### SET PROBLEM
Note how many lines contain "this" and give that number, with nothing else.

### GIVEN RECORDS

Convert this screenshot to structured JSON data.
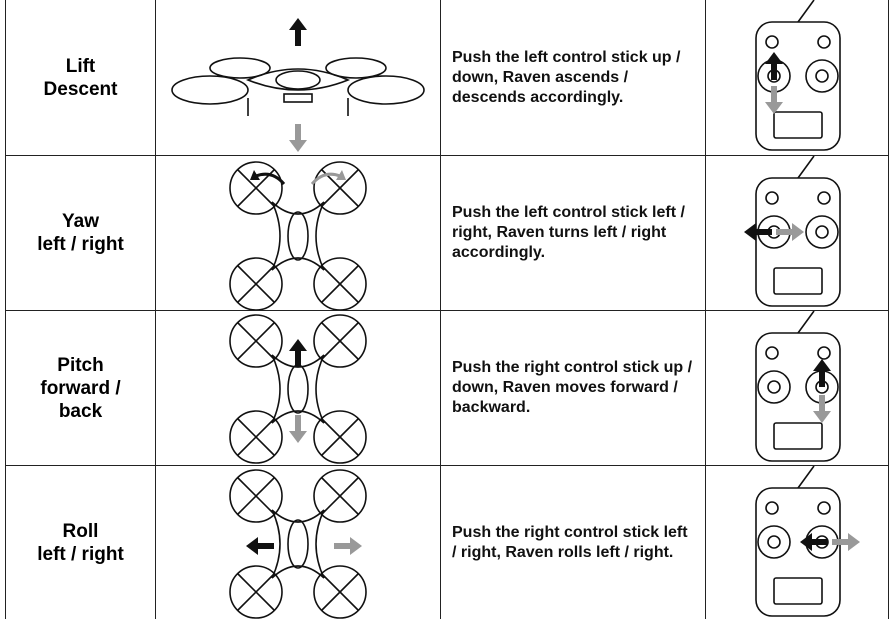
{
  "table": {
    "rows": [
      {
        "label": [
          "Lift",
          "Descent"
        ],
        "description": "Push the left control stick up / down, Raven ascends / descends accordingly."
      },
      {
        "label": [
          "Yaw",
          "left / right"
        ],
        "description": "Push the left control stick left / right, Raven turns left / right accordingly."
      },
      {
        "label": [
          "Pitch",
          "forward /",
          "back"
        ],
        "description": "Push the right control stick up / down, Raven moves forward / backward."
      },
      {
        "label": [
          "Roll",
          "left / right"
        ],
        "description": "Push the right control stick left / right, Raven rolls left / right."
      }
    ]
  }
}
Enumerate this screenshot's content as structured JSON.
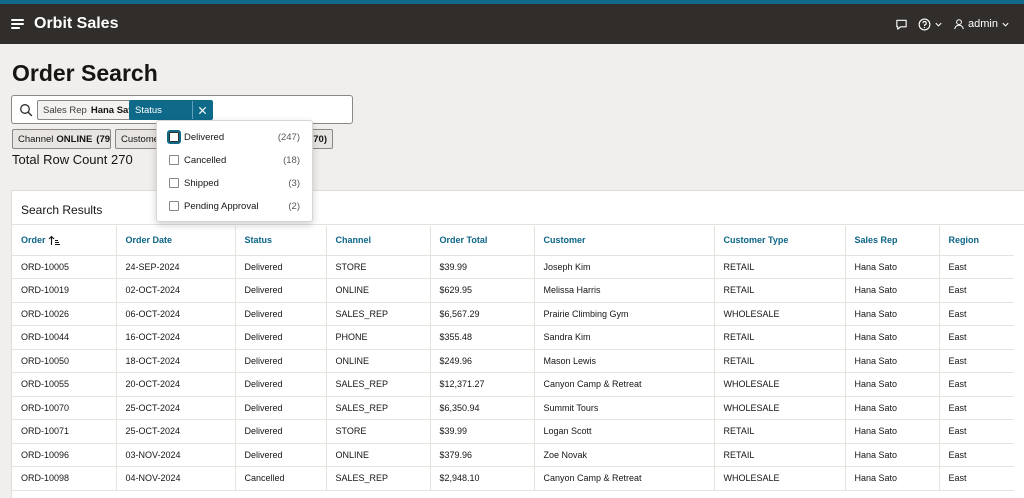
{
  "app": {
    "title": "Orbit Sales",
    "user": "admin"
  },
  "colors": {
    "brand_stripe": "#0f6a8a",
    "header_bg": "#312d2a",
    "link": "#0d6587",
    "chip_active": "#0f6a8a"
  },
  "page": {
    "title": "Order Search",
    "row_count_label": "Total Row Count 270"
  },
  "search": {
    "chips": [
      {
        "label": "Sales Rep",
        "value": "Hana Sato"
      },
      {
        "label": "Status",
        "value": ""
      }
    ]
  },
  "facets": [
    {
      "label": "Channel",
      "value": "ONLINE",
      "count": "(79)"
    },
    {
      "label": "Custome",
      "value": "",
      "count": ""
    },
    {
      "label": "",
      "value": "",
      "count": "70)"
    }
  ],
  "status_dropdown": {
    "options": [
      {
        "label": "Delivered",
        "count": "(247)"
      },
      {
        "label": "Cancelled",
        "count": "(18)"
      },
      {
        "label": "Shipped",
        "count": "(3)"
      },
      {
        "label": "Pending Approval",
        "count": "(2)"
      }
    ]
  },
  "results": {
    "title": "Search Results",
    "columns": [
      "Order",
      "Order Date",
      "Status",
      "Channel",
      "Order Total",
      "Customer",
      "Customer Type",
      "Sales Rep",
      "Region"
    ],
    "rows": [
      [
        "ORD-10005",
        "24-SEP-2024",
        "Delivered",
        "STORE",
        "$39.99",
        "Joseph Kim",
        "RETAIL",
        "Hana Sato",
        "East"
      ],
      [
        "ORD-10019",
        "02-OCT-2024",
        "Delivered",
        "ONLINE",
        "$629.95",
        "Melissa Harris",
        "RETAIL",
        "Hana Sato",
        "East"
      ],
      [
        "ORD-10026",
        "06-OCT-2024",
        "Delivered",
        "SALES_REP",
        "$6,567.29",
        "Prairie Climbing Gym",
        "WHOLESALE",
        "Hana Sato",
        "East"
      ],
      [
        "ORD-10044",
        "16-OCT-2024",
        "Delivered",
        "PHONE",
        "$355.48",
        "Sandra Kim",
        "RETAIL",
        "Hana Sato",
        "East"
      ],
      [
        "ORD-10050",
        "18-OCT-2024",
        "Delivered",
        "ONLINE",
        "$249.96",
        "Mason Lewis",
        "RETAIL",
        "Hana Sato",
        "East"
      ],
      [
        "ORD-10055",
        "20-OCT-2024",
        "Delivered",
        "SALES_REP",
        "$12,371.27",
        "Canyon Camp & Retreat",
        "WHOLESALE",
        "Hana Sato",
        "East"
      ],
      [
        "ORD-10070",
        "25-OCT-2024",
        "Delivered",
        "SALES_REP",
        "$6,350.94",
        "Summit Tours",
        "WHOLESALE",
        "Hana Sato",
        "East"
      ],
      [
        "ORD-10071",
        "25-OCT-2024",
        "Delivered",
        "STORE",
        "$39.99",
        "Logan Scott",
        "RETAIL",
        "Hana Sato",
        "East"
      ],
      [
        "ORD-10096",
        "03-NOV-2024",
        "Delivered",
        "ONLINE",
        "$379.96",
        "Zoe Novak",
        "RETAIL",
        "Hana Sato",
        "East"
      ],
      [
        "ORD-10098",
        "04-NOV-2024",
        "Cancelled",
        "SALES_REP",
        "$2,948.10",
        "Canyon Camp & Retreat",
        "WHOLESALE",
        "Hana Sato",
        "East"
      ]
    ]
  }
}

### SOLVED PROBLEM
2